Repeat each line exactly as it is written.

Dataset items
* * *

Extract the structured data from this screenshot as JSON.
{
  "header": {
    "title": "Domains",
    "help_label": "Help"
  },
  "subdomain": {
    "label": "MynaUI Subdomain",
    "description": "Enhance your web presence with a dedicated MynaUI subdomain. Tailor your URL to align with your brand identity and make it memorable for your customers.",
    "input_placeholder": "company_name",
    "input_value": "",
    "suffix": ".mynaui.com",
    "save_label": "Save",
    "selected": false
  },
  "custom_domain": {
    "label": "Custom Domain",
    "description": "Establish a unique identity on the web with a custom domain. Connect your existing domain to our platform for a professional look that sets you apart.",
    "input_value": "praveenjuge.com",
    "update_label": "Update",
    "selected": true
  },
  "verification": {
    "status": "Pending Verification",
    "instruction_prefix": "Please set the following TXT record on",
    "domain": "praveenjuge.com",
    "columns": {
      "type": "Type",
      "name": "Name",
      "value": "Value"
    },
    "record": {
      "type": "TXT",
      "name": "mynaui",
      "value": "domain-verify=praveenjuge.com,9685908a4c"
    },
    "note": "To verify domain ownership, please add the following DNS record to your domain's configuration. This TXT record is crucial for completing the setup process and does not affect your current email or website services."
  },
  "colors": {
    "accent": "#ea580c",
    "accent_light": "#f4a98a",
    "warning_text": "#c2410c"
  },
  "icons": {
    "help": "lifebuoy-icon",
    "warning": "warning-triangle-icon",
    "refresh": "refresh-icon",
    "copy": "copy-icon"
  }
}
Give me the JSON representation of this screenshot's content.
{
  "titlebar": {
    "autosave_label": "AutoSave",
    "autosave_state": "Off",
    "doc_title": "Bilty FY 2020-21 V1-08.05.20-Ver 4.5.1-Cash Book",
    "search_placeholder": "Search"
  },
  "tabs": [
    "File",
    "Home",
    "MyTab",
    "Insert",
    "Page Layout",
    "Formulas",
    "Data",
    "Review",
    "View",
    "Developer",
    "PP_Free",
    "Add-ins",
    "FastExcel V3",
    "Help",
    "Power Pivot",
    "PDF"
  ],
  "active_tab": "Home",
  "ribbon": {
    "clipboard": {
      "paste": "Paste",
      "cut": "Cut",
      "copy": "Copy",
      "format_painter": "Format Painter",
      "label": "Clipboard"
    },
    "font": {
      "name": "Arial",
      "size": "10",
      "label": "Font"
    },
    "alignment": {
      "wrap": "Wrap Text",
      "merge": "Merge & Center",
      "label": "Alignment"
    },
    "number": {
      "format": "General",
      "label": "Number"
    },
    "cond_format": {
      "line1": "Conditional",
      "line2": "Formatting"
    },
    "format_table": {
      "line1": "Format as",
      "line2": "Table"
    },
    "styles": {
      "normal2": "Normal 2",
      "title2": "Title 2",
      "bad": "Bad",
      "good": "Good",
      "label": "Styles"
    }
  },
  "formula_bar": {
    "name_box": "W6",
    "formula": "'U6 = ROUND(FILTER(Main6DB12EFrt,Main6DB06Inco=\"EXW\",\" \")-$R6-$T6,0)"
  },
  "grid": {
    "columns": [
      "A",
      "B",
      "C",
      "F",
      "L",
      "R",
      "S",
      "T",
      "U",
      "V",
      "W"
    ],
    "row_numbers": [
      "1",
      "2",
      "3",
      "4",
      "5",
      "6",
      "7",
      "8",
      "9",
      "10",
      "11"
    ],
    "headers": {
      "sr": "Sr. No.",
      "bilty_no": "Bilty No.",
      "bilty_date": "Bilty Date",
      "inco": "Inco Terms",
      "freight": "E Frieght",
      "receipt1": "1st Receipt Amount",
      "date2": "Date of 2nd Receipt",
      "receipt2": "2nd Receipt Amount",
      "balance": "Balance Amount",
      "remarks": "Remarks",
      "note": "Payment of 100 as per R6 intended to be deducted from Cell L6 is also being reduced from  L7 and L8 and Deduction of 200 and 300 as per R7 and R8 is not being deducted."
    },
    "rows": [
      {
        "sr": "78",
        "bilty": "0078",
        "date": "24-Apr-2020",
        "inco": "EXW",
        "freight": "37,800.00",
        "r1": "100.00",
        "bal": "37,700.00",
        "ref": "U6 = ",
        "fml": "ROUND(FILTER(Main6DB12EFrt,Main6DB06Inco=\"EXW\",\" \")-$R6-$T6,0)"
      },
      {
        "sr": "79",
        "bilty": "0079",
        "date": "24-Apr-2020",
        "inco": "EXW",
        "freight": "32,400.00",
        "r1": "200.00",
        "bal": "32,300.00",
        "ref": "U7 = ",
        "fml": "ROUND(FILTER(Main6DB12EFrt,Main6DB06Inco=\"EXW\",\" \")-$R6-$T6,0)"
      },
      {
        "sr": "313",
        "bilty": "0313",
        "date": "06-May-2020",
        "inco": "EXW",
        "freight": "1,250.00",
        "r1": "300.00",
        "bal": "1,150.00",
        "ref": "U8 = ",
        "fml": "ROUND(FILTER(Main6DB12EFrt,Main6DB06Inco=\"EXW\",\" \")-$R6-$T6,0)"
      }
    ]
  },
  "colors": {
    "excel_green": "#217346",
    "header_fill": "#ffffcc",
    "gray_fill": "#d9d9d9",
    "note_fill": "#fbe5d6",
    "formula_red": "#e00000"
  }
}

* * *

| Exercise response |
Extract the structured data from this screenshot as JSON.
{
  "header": {
    "title": "Domains",
    "help_label": "Help"
  },
  "subdomain": {
    "label": "MynaUI Subdomain",
    "description": "Enhance your web presence with a dedicated MynaUI subdomain. Tailor your URL to align with your brand identity and make it memorable for your customers.",
    "input_placeholder": "company_name",
    "input_value": "",
    "suffix": ".mynaui.com",
    "save_label": "Save",
    "selected": false
  },
  "custom_domain": {
    "label": "Custom Domain",
    "description": "Establish a unique identity on the web with a custom domain. Connect your existing domain to our platform for a professional look that sets you apart.",
    "input_value": "praveenjuge.com",
    "update_label": "Update",
    "selected": true
  },
  "verification": {
    "status": "Pending Verification",
    "instruction_prefix": "Please set the following TXT record on",
    "domain": "praveenjuge.com",
    "columns": {
      "type": "Type",
      "name": "Name",
      "value": "Value"
    },
    "record": {
      "type": "TXT",
      "name": "mynaui",
      "value": "domain-verify=praveenjuge.com,9685908a4c"
    },
    "note": "To verify domain ownership, please add the following DNS record to your domain's configuration. This TXT record is crucial for completing the setup process and does not affect your current email or website services."
  },
  "colors": {
    "accent": "#ea580c",
    "accent_light": "#f4a98a",
    "warning_text": "#c2410c"
  },
  "icons": {
    "help": "lifebuoy-icon",
    "warning": "warning-triangle-icon",
    "refresh": "refresh-icon",
    "copy": "copy-icon"
  }
}
Give me the JSON representation of this screenshot's content.
{
  "titlebar": {
    "autosave_label": "AutoSave",
    "autosave_state": "Off",
    "doc_title": "Bilty FY 2020-21 V1-08.05.20-Ver 4.5.1-Cash Book",
    "search_placeholder": "Search"
  },
  "tabs": [
    "File",
    "Home",
    "MyTab",
    "Insert",
    "Page Layout",
    "Formulas",
    "Data",
    "Review",
    "View",
    "Developer",
    "PP_Free",
    "Add-ins",
    "FastExcel V3",
    "Help",
    "Power Pivot",
    "PDF"
  ],
  "active_tab": "Home",
  "ribbon": {
    "clipboard": {
      "paste": "Paste",
      "cut": "Cut",
      "copy": "Copy",
      "format_painter": "Format Painter",
      "label": "Clipboard"
    },
    "font": {
      "name": "Arial",
      "size": "10",
      "label": "Font"
    },
    "alignment": {
      "wrap": "Wrap Text",
      "merge": "Merge & Center",
      "label": "Alignment"
    },
    "number": {
      "format": "General",
      "label": "Number"
    },
    "cond_format": {
      "line1": "Conditional",
      "line2": "Formatting"
    },
    "format_table": {
      "line1": "Format as",
      "line2": "Table"
    },
    "styles": {
      "normal2": "Normal 2",
      "title2": "Title 2",
      "bad": "Bad",
      "good": "Good",
      "label": "Styles"
    }
  },
  "formula_bar": {
    "name_box": "W6",
    "formula": "'U6 = ROUND(FILTER(Main6DB12EFrt,Main6DB06Inco=\"EXW\",\" \")-$R6-$T6,0)"
  },
  "grid": {
    "columns": [
      "A",
      "B",
      "C",
      "F",
      "L",
      "R",
      "S",
      "T",
      "U",
      "V",
      "W"
    ],
    "row_numbers": [
      "1",
      "2",
      "3",
      "4",
      "5",
      "6",
      "7",
      "8",
      "9",
      "10",
      "11"
    ],
    "headers": {
      "sr": "Sr. No.",
      "bilty_no": "Bilty No.",
      "bilty_date": "Bilty Date",
      "inco": "Inco Terms",
      "freight": "E Frieght",
      "receipt1": "1st Receipt Amount",
      "date2": "Date of 2nd Receipt",
      "receipt2": "2nd Receipt Amount",
      "balance": "Balance Amount",
      "remarks": "Remarks",
      "note": "Payment of 100 as per R6 intended to be deducted from Cell L6 is also being reduced from  L7 and L8 and Deduction of 200 and 300 as per R7 and R8 is not being deducted."
    },
    "rows": [
      {
        "sr": "78",
        "bilty": "0078",
        "date": "24-Apr-2020",
        "inco": "EXW",
        "freight": "37,800.00",
        "r1": "100.00",
        "bal": "37,700.00",
        "ref": "U6 = ",
        "fml": "ROUND(FILTER(Main6DB12EFrt,Main6DB06Inco=\"EXW\",\" \")-$R6-$T6,0)"
      },
      {
        "sr": "79",
        "bilty": "0079",
        "date": "24-Apr-2020",
        "inco": "EXW",
        "freight": "32,400.00",
        "r1": "200.00",
        "bal": "32,300.00",
        "ref": "U7 = ",
        "fml": "ROUND(FILTER(Main6DB12EFrt,Main6DB06Inco=\"EXW\",\" \")-$R6-$T6,0)"
      },
      {
        "sr": "313",
        "bilty": "0313",
        "date": "06-May-2020",
        "inco": "EXW",
        "freight": "1,250.00",
        "r1": "300.00",
        "bal": "1,150.00",
        "ref": "U8 = ",
        "fml": "ROUND(FILTER(Main6DB12EFrt,Main6DB06Inco=\"EXW\",\" \")-$R6-$T6,0)"
      }
    ]
  },
  "colors": {
    "excel_green": "#217346",
    "header_fill": "#ffffcc",
    "gray_fill": "#d9d9d9",
    "note_fill": "#fbe5d6",
    "formula_red": "#e00000"
  }
}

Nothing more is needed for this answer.